**Data items**
-- start --

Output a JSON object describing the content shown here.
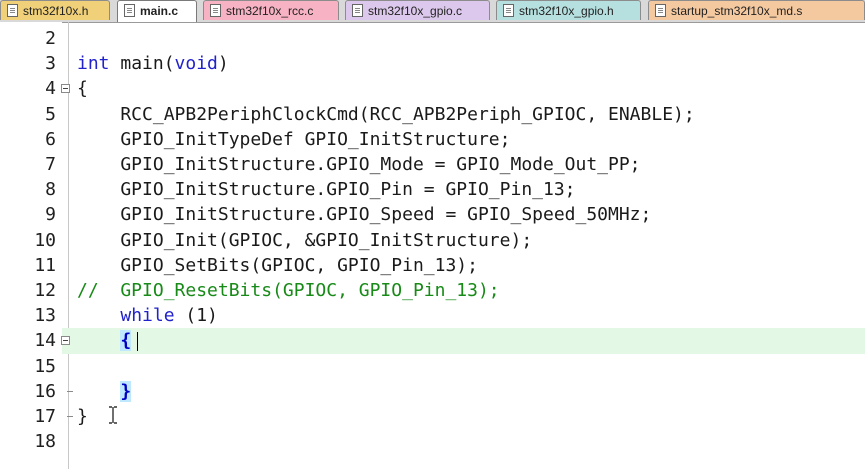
{
  "tabs": [
    {
      "label": "stm32f10x.h",
      "active": false,
      "color": "#f0d078"
    },
    {
      "label": "main.c",
      "active": true,
      "color": "#ffffff"
    },
    {
      "label": "stm32f10x_rcc.c",
      "active": false,
      "color": "#f7b2c4"
    },
    {
      "label": "stm32f10x_gpio.c",
      "active": false,
      "color": "#dcc8ec"
    },
    {
      "label": "stm32f10x_gpio.h",
      "active": false,
      "color": "#b6e0df"
    },
    {
      "label": "startup_stm32f10x_md.s",
      "active": false,
      "color": "#f5c9a0"
    }
  ],
  "editor": {
    "current_line": 14,
    "current_line_color": "#e4f8e6",
    "lines": [
      {
        "num": "2",
        "text": ""
      },
      {
        "num": "3",
        "text": "int main(void)"
      },
      {
        "num": "4",
        "text": "{"
      },
      {
        "num": "5",
        "text": "    RCC_APB2PeriphClockCmd(RCC_APB2Periph_GPIOC, ENABLE);"
      },
      {
        "num": "6",
        "text": "    GPIO_InitTypeDef GPIO_InitStructure;"
      },
      {
        "num": "7",
        "text": "    GPIO_InitStructure.GPIO_Mode = GPIO_Mode_Out_PP;"
      },
      {
        "num": "8",
        "text": "    GPIO_InitStructure.GPIO_Pin = GPIO_Pin_13;"
      },
      {
        "num": "9",
        "text": "    GPIO_InitStructure.GPIO_Speed = GPIO_Speed_50MHz;"
      },
      {
        "num": "10",
        "text": "    GPIO_Init(GPIOC, &GPIO_InitStructure);"
      },
      {
        "num": "11",
        "text": "    GPIO_SetBits(GPIOC, GPIO_Pin_13);"
      },
      {
        "num": "12",
        "text": "//  GPIO_ResetBits(GPIOC, GPIO_Pin_13);"
      },
      {
        "num": "13",
        "text": "    while (1)"
      },
      {
        "num": "14",
        "text": "    {"
      },
      {
        "num": "15",
        "text": ""
      },
      {
        "num": "16",
        "text": "    }"
      },
      {
        "num": "17",
        "text": "}"
      },
      {
        "num": "18",
        "text": ""
      }
    ],
    "syntax_colors": {
      "keyword": "#2222cc",
      "comment": "#178a17",
      "text": "#1a1a1a"
    }
  }
}
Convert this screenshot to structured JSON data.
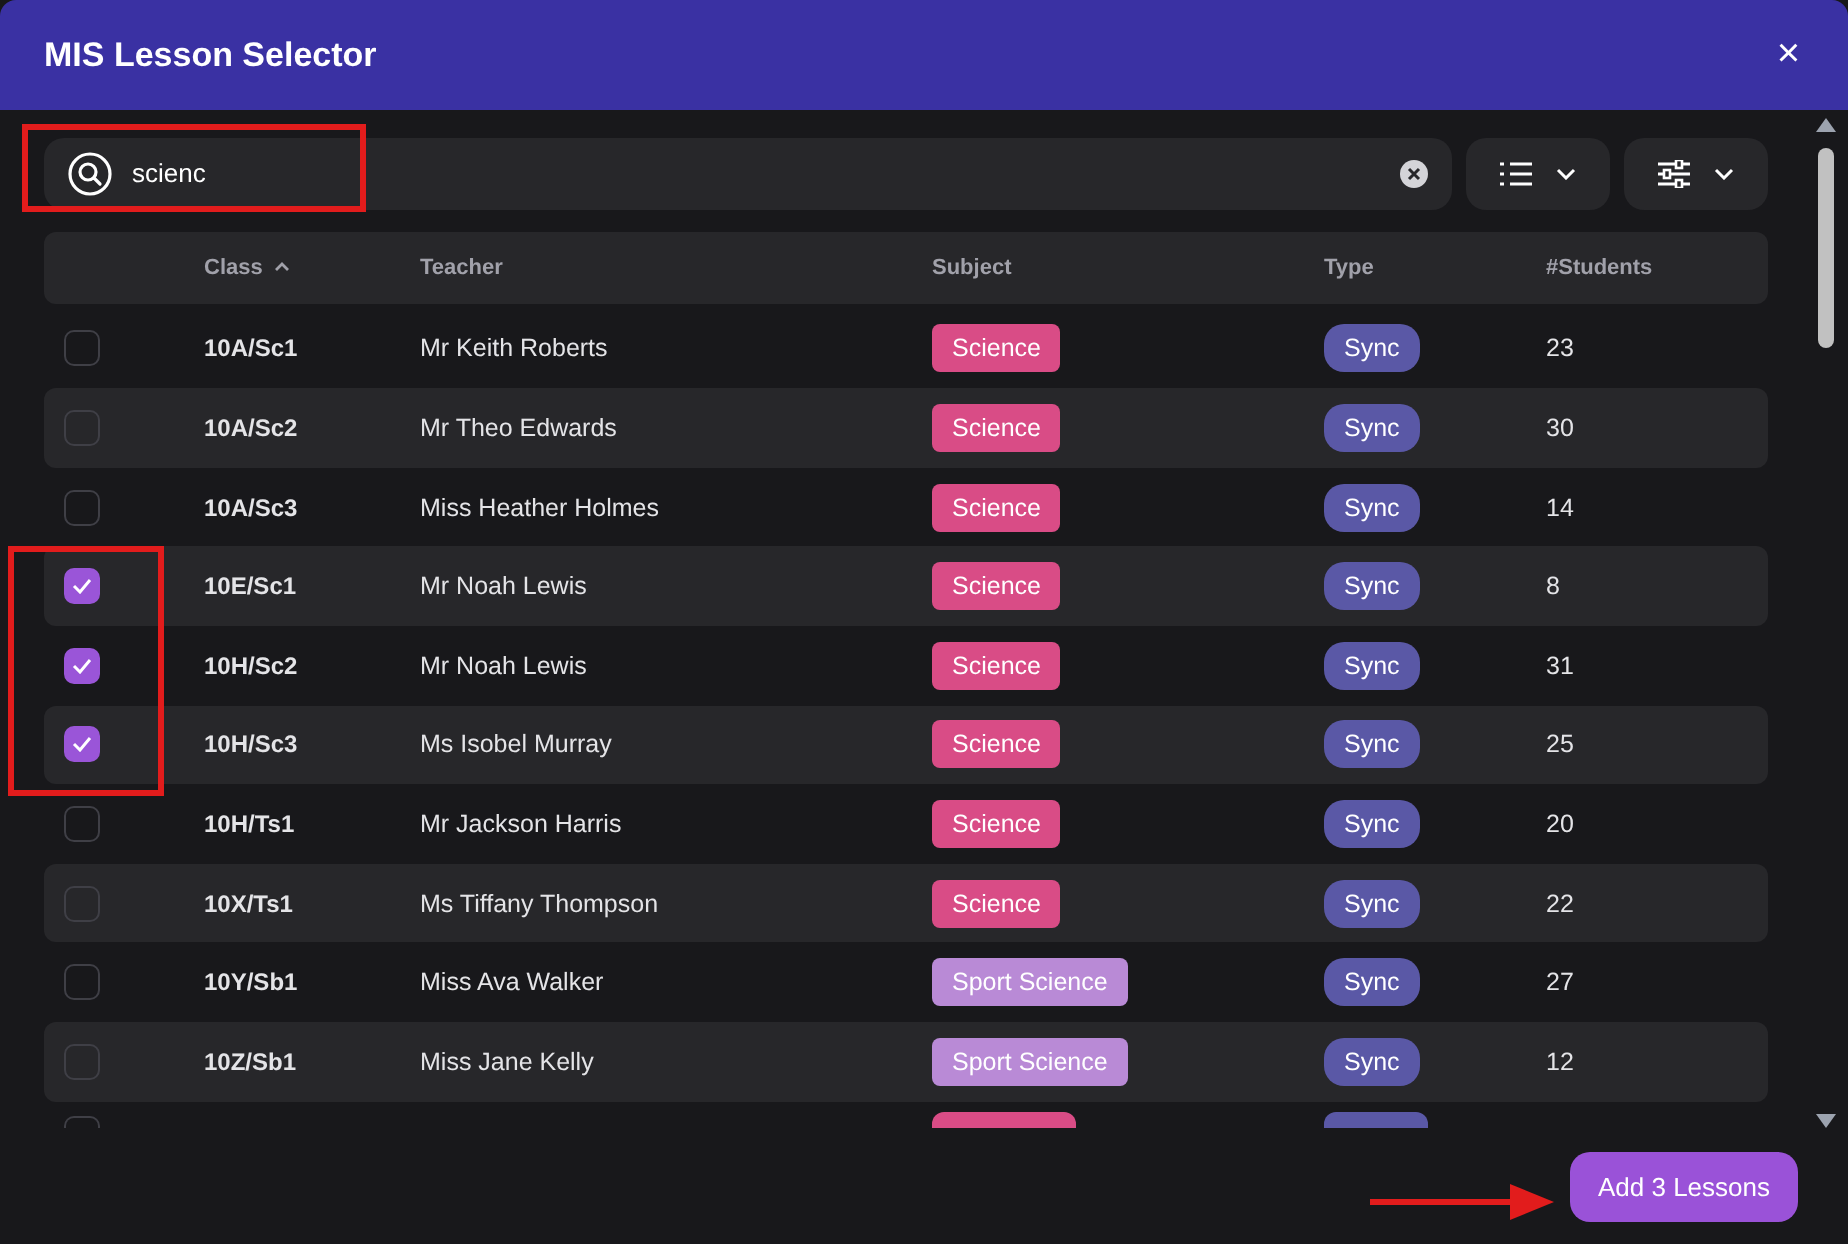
{
  "window": {
    "title": "MIS Lesson Selector",
    "close": "×"
  },
  "search": {
    "value": "scienc"
  },
  "table": {
    "columns": [
      {
        "label": "Class",
        "sorted": true
      },
      {
        "label": "Teacher",
        "sorted": false
      },
      {
        "label": "Subject",
        "sorted": false
      },
      {
        "label": "Type",
        "sorted": false
      },
      {
        "label": "#Students",
        "sorted": false
      }
    ],
    "rows": [
      {
        "checked": false,
        "class": "10A/Sc1",
        "teacher": "Mr Keith Roberts",
        "subject": "Science",
        "color": "#d94c86",
        "type": "Sync",
        "students": "23"
      },
      {
        "checked": false,
        "class": "10A/Sc2",
        "teacher": "Mr Theo Edwards",
        "subject": "Science",
        "color": "#d94c86",
        "type": "Sync",
        "students": "30"
      },
      {
        "checked": false,
        "class": "10A/Sc3",
        "teacher": "Miss Heather Holmes",
        "subject": "Science",
        "color": "#d94c86",
        "type": "Sync",
        "students": "14"
      },
      {
        "checked": true,
        "class": "10E/Sc1",
        "teacher": "Mr Noah Lewis",
        "subject": "Science",
        "color": "#d94c86",
        "type": "Sync",
        "students": "8"
      },
      {
        "checked": true,
        "class": "10H/Sc2",
        "teacher": "Mr Noah Lewis",
        "subject": "Science",
        "color": "#d94c86",
        "type": "Sync",
        "students": "31"
      },
      {
        "checked": true,
        "class": "10H/Sc3",
        "teacher": "Ms Isobel Murray",
        "subject": "Science",
        "color": "#d94c86",
        "type": "Sync",
        "students": "25"
      },
      {
        "checked": false,
        "class": "10H/Ts1",
        "teacher": "Mr Jackson Harris",
        "subject": "Science",
        "color": "#d94c86",
        "type": "Sync",
        "students": "20"
      },
      {
        "checked": false,
        "class": "10X/Ts1",
        "teacher": "Ms Tiffany Thompson",
        "subject": "Science",
        "color": "#d94c86",
        "type": "Sync",
        "students": "22"
      },
      {
        "checked": false,
        "class": "10Y/Sb1",
        "teacher": "Miss Ava Walker",
        "subject": "Sport Science",
        "color": "#b98ad6",
        "type": "Sync",
        "students": "27"
      },
      {
        "checked": false,
        "class": "10Z/Sb1",
        "teacher": "Miss Jane Kelly",
        "subject": "Sport Science",
        "color": "#b98ad6",
        "type": "Sync",
        "students": "12"
      },
      {
        "checked": false,
        "partial": true,
        "color": "#d94c86"
      }
    ]
  },
  "footer": {
    "button": "Add 3 Lessons"
  },
  "annotations": [
    {
      "kind": "search-highlight"
    },
    {
      "kind": "selection-highlight"
    },
    {
      "kind": "button-arrow"
    }
  ]
}
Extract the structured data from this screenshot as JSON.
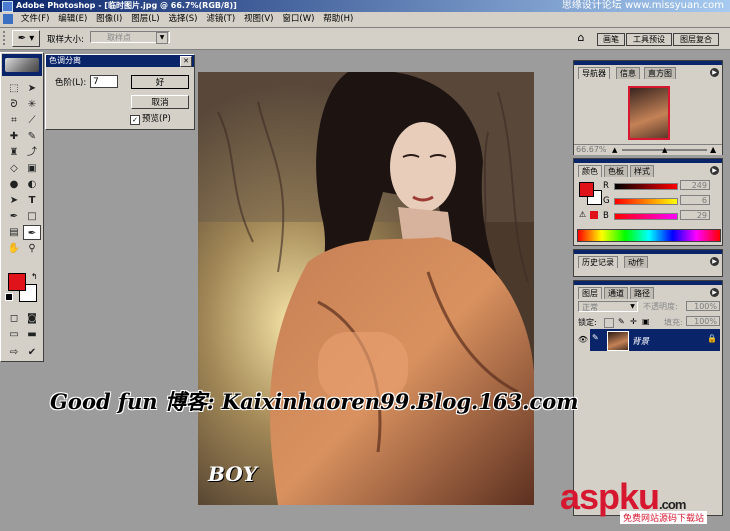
{
  "titlebar": {
    "title": "Adobe Photoshop - [临时图片.jpg @ 66.7%(RGB/8)]",
    "watermark": "思缘设计论坛 www.missyuan.com"
  },
  "menu": [
    "文件(F)",
    "编辑(E)",
    "图像(I)",
    "图层(L)",
    "选择(S)",
    "滤镜(T)",
    "视图(V)",
    "窗口(W)",
    "帮助(H)"
  ],
  "options": {
    "sample_size_label": "取样大小:",
    "sample_size_value": "取样点"
  },
  "panel_tabs": [
    "画笔",
    "工具预设",
    "图层复合"
  ],
  "colors": {
    "foreground": "#e0121a",
    "background": "#ffffff",
    "titlebar": "#0a246a",
    "brand": "#d7172f"
  },
  "dialog": {
    "title": "色调分离",
    "levels_label": "色阶(L):",
    "levels_value": "7",
    "ok": "好",
    "cancel": "取消",
    "preview_label": "预览(P)",
    "preview_checked": true
  },
  "navigator": {
    "tabs": [
      "导航器",
      "信息",
      "直方图"
    ],
    "zoom": "66.67%"
  },
  "color_panel": {
    "tabs": [
      "颜色",
      "色板",
      "样式"
    ],
    "r_label": "R",
    "g_label": "G",
    "b_label": "B",
    "r_value": "249",
    "g_value": "6",
    "b_value": "29"
  },
  "history": {
    "tabs": [
      "历史记录",
      "动作"
    ]
  },
  "layers": {
    "tabs": [
      "图层",
      "通道",
      "路径"
    ],
    "blend_mode": "正常",
    "opacity_label": "不透明度:",
    "opacity_value": "100%",
    "lock_label": "锁定:",
    "fill_label": "填充:",
    "fill_value": "100%",
    "layer_name": "背景"
  },
  "overlay": {
    "text": "Good fun 博客: Kaixinhaoren99.Blog.163.com",
    "boy": "BOY"
  },
  "brand": {
    "name": "aspku",
    "domain": ".com",
    "sub": "免费网站源码下载站"
  }
}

-- end --

**What you have to do**
Print out the lines exactly, skipping any picture.

**Result**
Output a JSON object describing the content shown here.
{
  "tabs": [
    {
      "label": "stm32f10x.h",
      "active": false,
      "color": "#f0d078"
    },
    {
      "label": "main.c",
      "active": true,
      "color": "#ffffff"
    },
    {
      "label": "stm32f10x_rcc.c",
      "active": false,
      "color": "#f7b2c4"
    },
    {
      "label": "stm32f10x_gpio.c",
      "active": false,
      "color": "#dcc8ec"
    },
    {
      "label": "stm32f10x_gpio.h",
      "active": false,
      "color": "#b6e0df"
    },
    {
      "label": "startup_stm32f10x_md.s",
      "active": false,
      "color": "#f5c9a0"
    }
  ],
  "editor": {
    "current_line": 14,
    "current_line_color": "#e4f8e6",
    "lines": [
      {
        "num": "2",
        "text": ""
      },
      {
        "num": "3",
        "text": "int main(void)"
      },
      {
        "num": "4",
        "text": "{"
      },
      {
        "num": "5",
        "text": "    RCC_APB2PeriphClockCmd(RCC_APB2Periph_GPIOC, ENABLE);"
      },
      {
        "num": "6",
        "text": "    GPIO_InitTypeDef GPIO_InitStructure;"
      },
      {
        "num": "7",
        "text": "    GPIO_InitStructure.GPIO_Mode = GPIO_Mode_Out_PP;"
      },
      {
        "num": "8",
        "text": "    GPIO_InitStructure.GPIO_Pin = GPIO_Pin_13;"
      },
      {
        "num": "9",
        "text": "    GPIO_InitStructure.GPIO_Speed = GPIO_Speed_50MHz;"
      },
      {
        "num": "10",
        "text": "    GPIO_Init(GPIOC, &GPIO_InitStructure);"
      },
      {
        "num": "11",
        "text": "    GPIO_SetBits(GPIOC, GPIO_Pin_13);"
      },
      {
        "num": "12",
        "text": "//  GPIO_ResetBits(GPIOC, GPIO_Pin_13);"
      },
      {
        "num": "13",
        "text": "    while (1)"
      },
      {
        "num": "14",
        "text": "    {"
      },
      {
        "num": "15",
        "text": ""
      },
      {
        "num": "16",
        "text": "    }"
      },
      {
        "num": "17",
        "text": "}"
      },
      {
        "num": "18",
        "text": ""
      }
    ],
    "syntax_colors": {
      "keyword": "#2222cc",
      "comment": "#178a17",
      "text": "#1a1a1a"
    }
  }
}
Convert this screenshot to structured JSON data.
{
  "window": {
    "title": "MIS Lesson Selector",
    "close": "×"
  },
  "search": {
    "value": "scienc"
  },
  "table": {
    "columns": [
      {
        "label": "Class",
        "sorted": true
      },
      {
        "label": "Teacher",
        "sorted": false
      },
      {
        "label": "Subject",
        "sorted": false
      },
      {
        "label": "Type",
        "sorted": false
      },
      {
        "label": "#Students",
        "sorted": false
      }
    ],
    "rows": [
      {
        "checked": false,
        "class": "10A/Sc1",
        "teacher": "Mr Keith Roberts",
        "subject": "Science",
        "color": "#d94c86",
        "type": "Sync",
        "students": "23"
      },
      {
        "checked": false,
        "class": "10A/Sc2",
        "teacher": "Mr Theo Edwards",
        "subject": "Science",
        "color": "#d94c86",
        "type": "Sync",
        "students": "30"
      },
      {
        "checked": false,
        "class": "10A/Sc3",
        "teacher": "Miss Heather Holmes",
        "subject": "Science",
        "color": "#d94c86",
        "type": "Sync",
        "students": "14"
      },
      {
        "checked": true,
        "class": "10E/Sc1",
        "teacher": "Mr Noah Lewis",
        "subject": "Science",
        "color": "#d94c86",
        "type": "Sync",
        "students": "8"
      },
      {
        "checked": true,
        "class": "10H/Sc2",
        "teacher": "Mr Noah Lewis",
        "subject": "Science",
        "color": "#d94c86",
        "type": "Sync",
        "students": "31"
      },
      {
        "checked": true,
        "class": "10H/Sc3",
        "teacher": "Ms Isobel Murray",
        "subject": "Science",
        "color": "#d94c86",
        "type": "Sync",
        "students": "25"
      },
      {
        "checked": false,
        "class": "10H/Ts1",
        "teacher": "Mr Jackson Harris",
        "subject": "Science",
        "color": "#d94c86",
        "type": "Sync",
        "students": "20"
      },
      {
        "checked": false,
        "class": "10X/Ts1",
        "teacher": "Ms Tiffany Thompson",
        "subject": "Science",
        "color": "#d94c86",
        "type": "Sync",
        "students": "22"
      },
      {
        "checked": false,
        "class": "10Y/Sb1",
        "teacher": "Miss Ava Walker",
        "subject": "Sport Science",
        "color": "#b98ad6",
        "type": "Sync",
        "students": "27"
      },
      {
        "checked": false,
        "class": "10Z/Sb1",
        "teacher": "Miss Jane Kelly",
        "subject": "Sport Science",
        "color": "#b98ad6",
        "type": "Sync",
        "students": "12"
      },
      {
        "checked": false,
        "partial": true,
        "color": "#d94c86"
      }
    ]
  },
  "footer": {
    "button": "Add 3 Lessons"
  },
  "annotations": [
    {
      "kind": "search-highlight"
    },
    {
      "kind": "selection-highlight"
    },
    {
      "kind": "button-arrow"
    }
  ]
}
Extract the structured data from this screenshot as JSON.
{
  "titlebar": {
    "title": "Adobe Photoshop - [临时图片.jpg @ 66.7%(RGB/8)]",
    "watermark": "思缘设计论坛 www.missyuan.com"
  },
  "menu": [
    "文件(F)",
    "编辑(E)",
    "图像(I)",
    "图层(L)",
    "选择(S)",
    "滤镜(T)",
    "视图(V)",
    "窗口(W)",
    "帮助(H)"
  ],
  "options": {
    "sample_size_label": "取样大小:",
    "sample_size_value": "取样点"
  },
  "panel_tabs": [
    "画笔",
    "工具预设",
    "图层复合"
  ],
  "colors": {
    "foreground": "#e0121a",
    "background": "#ffffff",
    "titlebar": "#0a246a",
    "brand": "#d7172f"
  },
  "dialog": {
    "title": "色调分离",
    "levels_label": "色阶(L):",
    "levels_value": "7",
    "ok": "好",
    "cancel": "取消",
    "preview_label": "预览(P)",
    "preview_checked": true
  },
  "navigator": {
    "tabs": [
      "导航器",
      "信息",
      "直方图"
    ],
    "zoom": "66.67%"
  },
  "color_panel": {
    "tabs": [
      "颜色",
      "色板",
      "样式"
    ],
    "r_label": "R",
    "g_label": "G",
    "b_label": "B",
    "r_value": "249",
    "g_value": "6",
    "b_value": "29"
  },
  "history": {
    "tabs": [
      "历史记录",
      "动作"
    ]
  },
  "layers": {
    "tabs": [
      "图层",
      "通道",
      "路径"
    ],
    "blend_mode": "正常",
    "opacity_label": "不透明度:",
    "opacity_value": "100%",
    "lock_label": "锁定:",
    "fill_label": "填充:",
    "fill_value": "100%",
    "layer_name": "背景"
  },
  "overlay": {
    "text": "Good fun 博客: Kaixinhaoren99.Blog.163.com",
    "boy": "BOY"
  },
  "brand": {
    "name": "aspku",
    "domain": ".com",
    "sub": "免费网站源码下载站"
  }
}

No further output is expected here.